#### [SHORT PROBLEM]
Give the listing again exactly, omitting its images.

#### [AVAILABLE DATA]
>> START
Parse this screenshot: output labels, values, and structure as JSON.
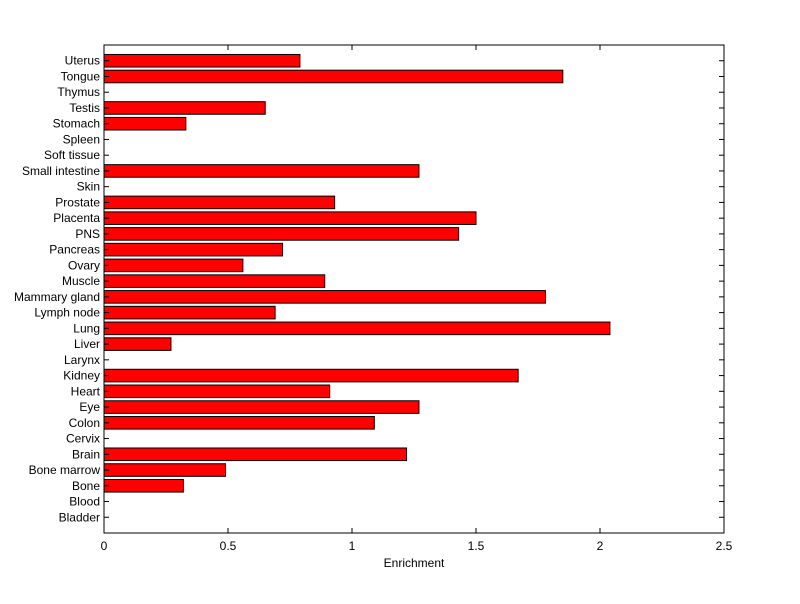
{
  "chart_data": {
    "type": "bar",
    "orientation": "horizontal",
    "categories": [
      "Bladder",
      "Blood",
      "Bone",
      "Bone marrow",
      "Brain",
      "Cervix",
      "Colon",
      "Eye",
      "Heart",
      "Kidney",
      "Larynx",
      "Liver",
      "Lung",
      "Lymph node",
      "Mammary gland",
      "Muscle",
      "Ovary",
      "Pancreas",
      "PNS",
      "Placenta",
      "Prostate",
      "Skin",
      "Small intestine",
      "Soft tissue",
      "Spleen",
      "Stomach",
      "Testis",
      "Thymus",
      "Tongue",
      "Uterus"
    ],
    "values": [
      0,
      0,
      0.32,
      0.49,
      1.22,
      0,
      1.09,
      1.27,
      0.91,
      1.67,
      0,
      0.27,
      2.04,
      0.69,
      1.78,
      0.89,
      0.56,
      0.72,
      1.43,
      1.5,
      0.93,
      0,
      1.27,
      0,
      0,
      0.33,
      0.65,
      0,
      1.85,
      0.79
    ],
    "title": "",
    "xlabel": "Enrichment",
    "ylabel": "",
    "xlim": [
      0,
      2.5
    ],
    "xticks": [
      0,
      0.5,
      1,
      1.5,
      2,
      2.5
    ],
    "xtick_labels": [
      "0",
      "0.5",
      "1",
      "1.5",
      "2",
      "2.5"
    ],
    "bar_color": "#ff0000",
    "bar_edge_color": "#000000",
    "grid": false
  }
}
>> END
#### [ANSWER TO THIS TASK]
Parse this screenshot: output labels, values, and structure as JSON.
{
  "chart_data": {
    "type": "bar",
    "orientation": "horizontal",
    "categories": [
      "Bladder",
      "Blood",
      "Bone",
      "Bone marrow",
      "Brain",
      "Cervix",
      "Colon",
      "Eye",
      "Heart",
      "Kidney",
      "Larynx",
      "Liver",
      "Lung",
      "Lymph node",
      "Mammary gland",
      "Muscle",
      "Ovary",
      "Pancreas",
      "PNS",
      "Placenta",
      "Prostate",
      "Skin",
      "Small intestine",
      "Soft tissue",
      "Spleen",
      "Stomach",
      "Testis",
      "Thymus",
      "Tongue",
      "Uterus"
    ],
    "values": [
      0,
      0,
      0.32,
      0.49,
      1.22,
      0,
      1.09,
      1.27,
      0.91,
      1.67,
      0,
      0.27,
      2.04,
      0.69,
      1.78,
      0.89,
      0.56,
      0.72,
      1.43,
      1.5,
      0.93,
      0,
      1.27,
      0,
      0,
      0.33,
      0.65,
      0,
      1.85,
      0.79
    ],
    "title": "",
    "xlabel": "Enrichment",
    "ylabel": "",
    "xlim": [
      0,
      2.5
    ],
    "xticks": [
      0,
      0.5,
      1,
      1.5,
      2,
      2.5
    ],
    "xtick_labels": [
      "0",
      "0.5",
      "1",
      "1.5",
      "2",
      "2.5"
    ],
    "bar_color": "#ff0000",
    "bar_edge_color": "#000000",
    "grid": false
  }
}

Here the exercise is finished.